### Exercise brief:
Search the material for "Diệu" and show all lines that contain it.

### Records for this exercise:
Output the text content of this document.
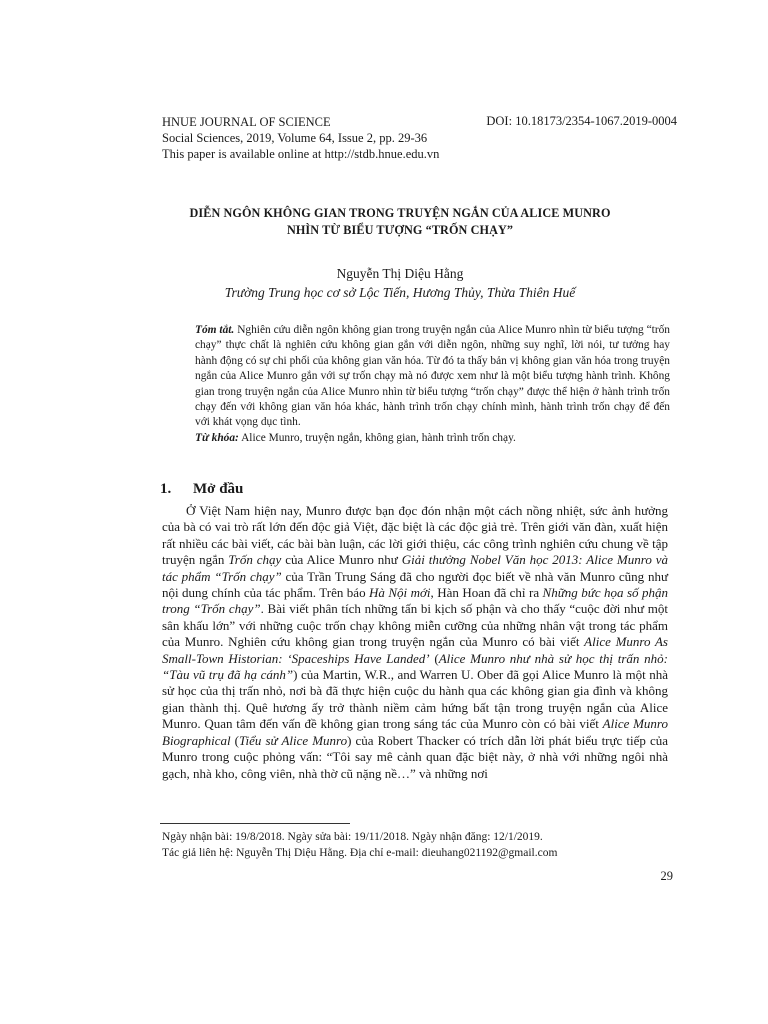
HNUE JOURNAL OF SCIENCE
Social Sciences, 2019, Volume 64, Issue 2, pp. 29-36
This paper is available online at http://stdb.hnue.edu.vn
DOI: 10.18173/2354-1067.2019-0004
DIỄN NGÔN KHÔNG GIAN TRONG TRUYỆN NGẮN CỦA ALICE MUNRO
NHÌN TỪ BIỂU TƯỢNG “TRỐN CHẠY”
Nguyễn Thị Diệu Hằng
Trường Trung học cơ sở Lộc Tiến, Hương Thủy, Thừa Thiên Huế

Tóm tắt. Nghiên cứu diễn ngôn không gian trong truyện ngắn của Alice Munro nhìn từ biểu tượng “trốn chạy” thực chất là nghiên cứu không gian gắn với diễn ngôn, những suy nghĩ, lời nói, tư tưởng hay hành động có sự chi phối của không gian văn hóa. Từ đó ta thấy bản vị không gian văn hóa trong truyện ngắn của Alice Munro gắn với sự trốn chạy mà nó được xem như là một biểu tượng hành trình. Không gian trong truyện ngắn của Alice Munro nhìn từ biểu tượng “trốn chạy” được thể hiện ở hành trình trốn chạy đến với không gian văn hóa khác, hành trình trốn chạy chính mình, hành trình trốn chạy để đến với khát vọng dục tình.

Từ khóa: Alice Munro, truyện ngắn, không gian, hành trình trốn chạy.

1. Mở đầu

Ở Việt Nam hiện nay, Munro được bạn đọc đón nhận một cách nồng nhiệt, sức ảnh hưởng của bà có vai trò rất lớn đến độc giả Việt, đặc biệt là các độc giả trẻ. Trên giới văn đàn, xuất hiện rất nhiều các bài viết, các bài bàn luận, các lời giới thiệu, các công trình nghiên cứu chung về tập truyện ngắn Trốn chạy của Alice Munro như Giải thưởng Nobel Văn học 2013: Alice Munro và tác phẩm “Trốn chạy” của Trần Trung Sáng đã cho người đọc biết về nhà văn Munro cũng như nội dung chính của tác phẩm. Trên báo Hà Nội mới, Hàn Hoan đã chỉ ra Những bức họa số phận trong “Trốn chạy”. Bài viết phân tích những tấn bi kịch số phận và cho thấy “cuộc đời như một sân khấu lớn” với những cuộc trốn chạy không miễn cưỡng của những nhân vật trong tác phẩm của Munro. Nghiên cứu không gian trong truyện ngắn của Munro có bài viết Alice Munro As Small-Town Historian: ‘Spaceships Have Landed’ (Alice Munro như nhà sử học thị trấn nhỏ: “Tàu vũ trụ đã hạ cánh”) của Martin, W.R., and Warren U. Ober đã gọi Alice Munro là một nhà sử học của thị trấn nhỏ, nơi bà đã thực hiện cuộc du hành qua các không gian gia đình và không gian thành thị. Quê hương ấy trở thành niềm cảm hứng bất tận trong truyện ngắn của Alice Munro. Quan tâm đến vấn đề không gian trong sáng tác của Munro còn có bài viết Alice Munro Biographical (Tiểu sử Alice Munro) của Robert Thacker có trích dẫn lời phát biểu trực tiếp của Munro trong cuộc phỏng vấn: “Tôi say mê cảnh quan đặc biệt này, ở nhà với những ngôi nhà gạch, nhà kho, công viên, nhà thờ cũ nặng nề…” và những nơi

Ngày nhận bài: 19/8/2018. Ngày sửa bài: 19/11/2018. Ngày nhận đăng: 12/1/2019.
Tác giả liên hệ: Nguyễn Thị Diệu Hằng. Địa chỉ e-mail: dieuhang021192@gmail.com
29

### Completed task:
Nguyễn Thị Diệu Hằng
Tác giả liên hệ: Nguyễn Thị Diệu Hằng. Địa chỉ e-mail: dieuhang021192@gmail.com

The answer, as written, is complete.